__Directive__:
Your task is to extract every entry that follows word for word while excluding the pictures.

__Information supplied__:
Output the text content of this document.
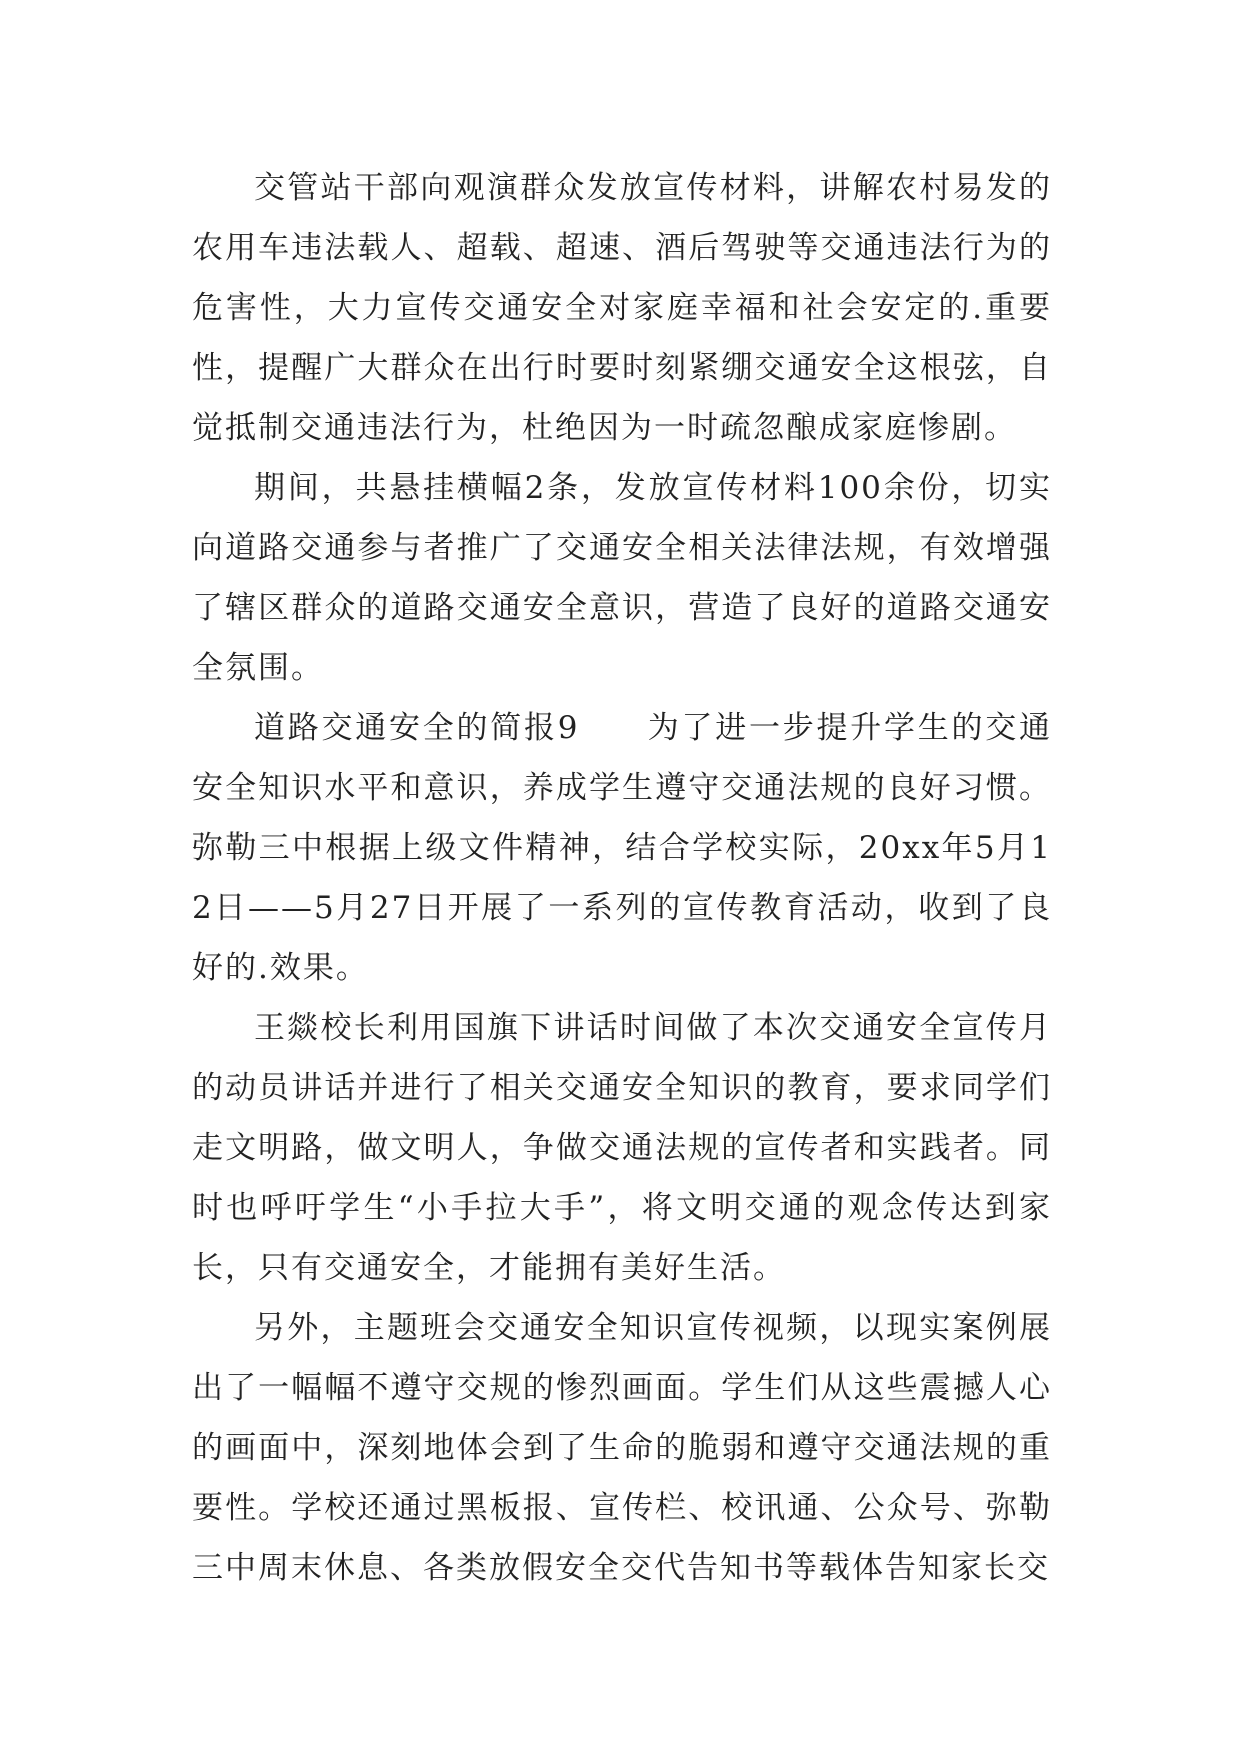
交管站干部向观演群众发放宣传材料，讲解农村易发的农用车违法载人、超载、超速、酒后驾驶等交通违法行为的危害性，大力宣传交通安全对家庭幸福和社会安定的.重要性，提醒广大群众在出行时要时刻紧绷交通安全这根弦，自觉抵制交通违法行为，杜绝因为一时疏忽酿成家庭惨剧。

期间，共悬挂横幅2条，发放宣传材料100余份，切实向道路交通参与者推广了交通安全相关法律法规，有效增强了辖区群众的道路交通安全意识，营造了良好的道路交通安全氛围。

道路交通安全的简报9　　为了进一步提升学生的交通安全知识水平和意识，养成学生遵守交通法规的良好习惯。弥勒三中根据上级文件精神，结合学校实际，20xx年5月12日——5月27日开展了一系列的宣传教育活动，收到了良好的.效果。

王燚校长利用国旗下讲话时间做了本次交通安全宣传月的动员讲话并进行了相关交通安全知识的教育，要求同学们走文明路，做文明人，争做交通法规的宣传者和实践者。同时也呼吁学生“小手拉大手”，将文明交通的观念传达到家长，只有交通安全，才能拥有美好生活。

另外，主题班会交通安全知识宣传视频，以现实案例展出了一幅幅不遵守交规的惨烈画面。学生们从这些震撼人心的画面中，深刻地体会到了生命的脆弱和遵守交通法规的重要性。学校还通过黑板报、宣传栏、校讯通、公众号、弥勒三中周末休息、各类放假安全交代告知书等载体告知家长交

__Reply__:
Output the text content of this document.
交管站干部向观演群众发放宣传材料，讲解农村易发的农用车违法载人、超载、超速、酒后驾驶等交通违法行为的危害性，大力宣传交通安全对家庭幸福和社会安定的.重要性，提醒广大群众在出行时要时刻紧绷交通安全这根弦，自觉抵制交通违法行为，杜绝因为一时疏忽酿成家庭惨剧。

期间，共悬挂横幅2条，发放宣传材料100余份，切实向道路交通参与者推广了交通安全相关法律法规，有效增强了辖区群众的道路交通安全意识，营造了良好的道路交通安全氛围。

道路交通安全的简报9　　为了进一步提升学生的交通安全知识水平和意识，养成学生遵守交通法规的良好习惯。弥勒三中根据上级文件精神，结合学校实际，20xx年5月12日——5月27日开展了一系列的宣传教育活动，收到了良好的.效果。

王燚校长利用国旗下讲话时间做了本次交通安全宣传月的动员讲话并进行了相关交通安全知识的教育，要求同学们走文明路，做文明人，争做交通法规的宣传者和实践者。同时也呼吁学生“小手拉大手”，将文明交通的观念传达到家长，只有交通安全，才能拥有美好生活。

另外，主题班会交通安全知识宣传视频，以现实案例展出了一幅幅不遵守交规的惨烈画面。学生们从这些震撼人心的画面中，深刻地体会到了生命的脆弱和遵守交通法规的重要性。学校还通过黑板报、宣传栏、校讯通、公众号、弥勒三中周末休息、各类放假安全交代告知书等载体告知家长交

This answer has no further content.